[Begin Provided information]

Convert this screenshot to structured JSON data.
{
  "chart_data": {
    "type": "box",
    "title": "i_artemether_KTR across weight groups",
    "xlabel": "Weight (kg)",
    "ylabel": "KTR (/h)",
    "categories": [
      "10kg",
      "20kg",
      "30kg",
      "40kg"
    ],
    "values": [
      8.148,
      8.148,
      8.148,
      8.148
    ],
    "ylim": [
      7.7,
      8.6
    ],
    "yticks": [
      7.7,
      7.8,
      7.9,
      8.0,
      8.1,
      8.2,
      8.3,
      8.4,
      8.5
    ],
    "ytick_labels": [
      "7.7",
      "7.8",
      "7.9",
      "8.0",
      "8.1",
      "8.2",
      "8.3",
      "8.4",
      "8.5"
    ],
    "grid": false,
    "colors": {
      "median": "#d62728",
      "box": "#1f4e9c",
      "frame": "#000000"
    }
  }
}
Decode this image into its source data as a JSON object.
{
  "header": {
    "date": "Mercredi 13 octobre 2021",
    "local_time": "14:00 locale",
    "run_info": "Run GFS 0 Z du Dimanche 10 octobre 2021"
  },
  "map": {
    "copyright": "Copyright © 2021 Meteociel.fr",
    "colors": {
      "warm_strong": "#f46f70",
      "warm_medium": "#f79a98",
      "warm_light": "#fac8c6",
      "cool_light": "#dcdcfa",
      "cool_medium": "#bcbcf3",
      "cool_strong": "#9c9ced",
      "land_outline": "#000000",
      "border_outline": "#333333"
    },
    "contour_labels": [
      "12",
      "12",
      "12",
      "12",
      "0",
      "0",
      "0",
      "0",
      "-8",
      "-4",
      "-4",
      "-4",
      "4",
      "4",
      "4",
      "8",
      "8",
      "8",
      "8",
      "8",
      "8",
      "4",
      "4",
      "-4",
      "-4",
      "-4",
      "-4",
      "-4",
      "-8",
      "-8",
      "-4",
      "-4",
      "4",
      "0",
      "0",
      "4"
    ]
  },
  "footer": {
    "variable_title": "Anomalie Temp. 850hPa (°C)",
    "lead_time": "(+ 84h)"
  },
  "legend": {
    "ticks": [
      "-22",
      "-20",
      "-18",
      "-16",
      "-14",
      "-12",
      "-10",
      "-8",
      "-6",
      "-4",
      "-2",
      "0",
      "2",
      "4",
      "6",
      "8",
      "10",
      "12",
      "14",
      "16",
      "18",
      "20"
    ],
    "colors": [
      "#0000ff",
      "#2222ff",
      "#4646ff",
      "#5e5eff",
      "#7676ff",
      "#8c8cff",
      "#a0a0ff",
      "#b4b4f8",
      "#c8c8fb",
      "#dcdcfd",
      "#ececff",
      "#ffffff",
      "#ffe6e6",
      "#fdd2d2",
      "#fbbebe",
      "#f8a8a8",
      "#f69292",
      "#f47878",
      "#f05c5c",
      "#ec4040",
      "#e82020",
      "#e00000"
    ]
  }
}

[End Provided information]

» **Work to do**: Within the records, how many lines include "JSON"? The answer is the number and nothing else.

» **Completed exercise**: 2